Aim of the task. Identify the lines containing the word "JSON". Copy each one.

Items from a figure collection
|---|

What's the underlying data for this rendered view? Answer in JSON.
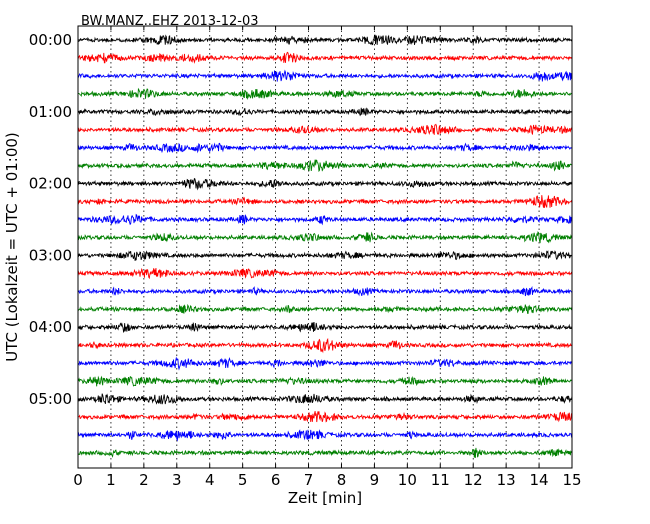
{
  "chart_data": {
    "type": "line",
    "title": "BW.MANZ..EHZ 2013-12-03",
    "xlabel": "Zeit  [min]",
    "ylabel": "UTC (Lokalzeit = UTC + 01:00)",
    "xlim": [
      0,
      15
    ],
    "x_ticks": [
      "0",
      "1",
      "2",
      "3",
      "4",
      "5",
      "6",
      "7",
      "8",
      "9",
      "10",
      "11",
      "12",
      "13",
      "14",
      "15"
    ],
    "y_tick_labels": [
      "00:00",
      "01:00",
      "02:00",
      "03:00",
      "04:00",
      "05:00"
    ],
    "grid": "vertical dotted lines at each minute",
    "color_cycle": [
      "#000000",
      "#ff0000",
      "#0000ff",
      "#008000"
    ],
    "traces": [
      {
        "start": "00:00",
        "color": "#000000"
      },
      {
        "start": "00:15",
        "color": "#ff0000"
      },
      {
        "start": "00:30",
        "color": "#0000ff"
      },
      {
        "start": "00:45",
        "color": "#008000"
      },
      {
        "start": "01:00",
        "color": "#000000"
      },
      {
        "start": "01:15",
        "color": "#ff0000"
      },
      {
        "start": "01:30",
        "color": "#0000ff"
      },
      {
        "start": "01:45",
        "color": "#008000"
      },
      {
        "start": "02:00",
        "color": "#000000"
      },
      {
        "start": "02:15",
        "color": "#ff0000"
      },
      {
        "start": "02:30",
        "color": "#0000ff"
      },
      {
        "start": "02:45",
        "color": "#008000"
      },
      {
        "start": "03:00",
        "color": "#000000"
      },
      {
        "start": "03:15",
        "color": "#ff0000"
      },
      {
        "start": "03:30",
        "color": "#0000ff"
      },
      {
        "start": "03:45",
        "color": "#008000"
      },
      {
        "start": "04:00",
        "color": "#000000"
      },
      {
        "start": "04:15",
        "color": "#ff0000"
      },
      {
        "start": "04:30",
        "color": "#0000ff"
      },
      {
        "start": "04:45",
        "color": "#008000"
      },
      {
        "start": "05:00",
        "color": "#000000"
      },
      {
        "start": "05:15",
        "color": "#ff0000"
      },
      {
        "start": "05:30",
        "color": "#0000ff"
      },
      {
        "start": "05:45",
        "color": "#008000"
      }
    ]
  }
}
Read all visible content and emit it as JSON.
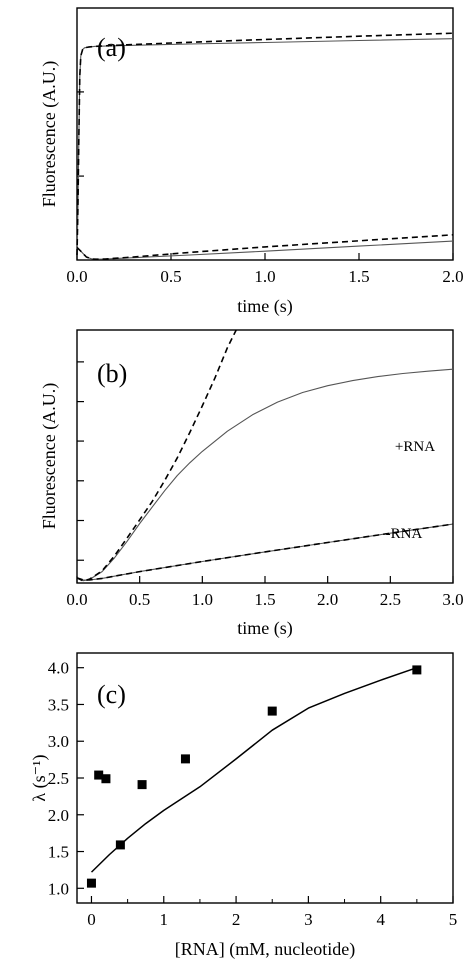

|---|

Final result.
What's the underlying data for this rendered view? Answer in JSON.
Read all visible content and emit it as JSON.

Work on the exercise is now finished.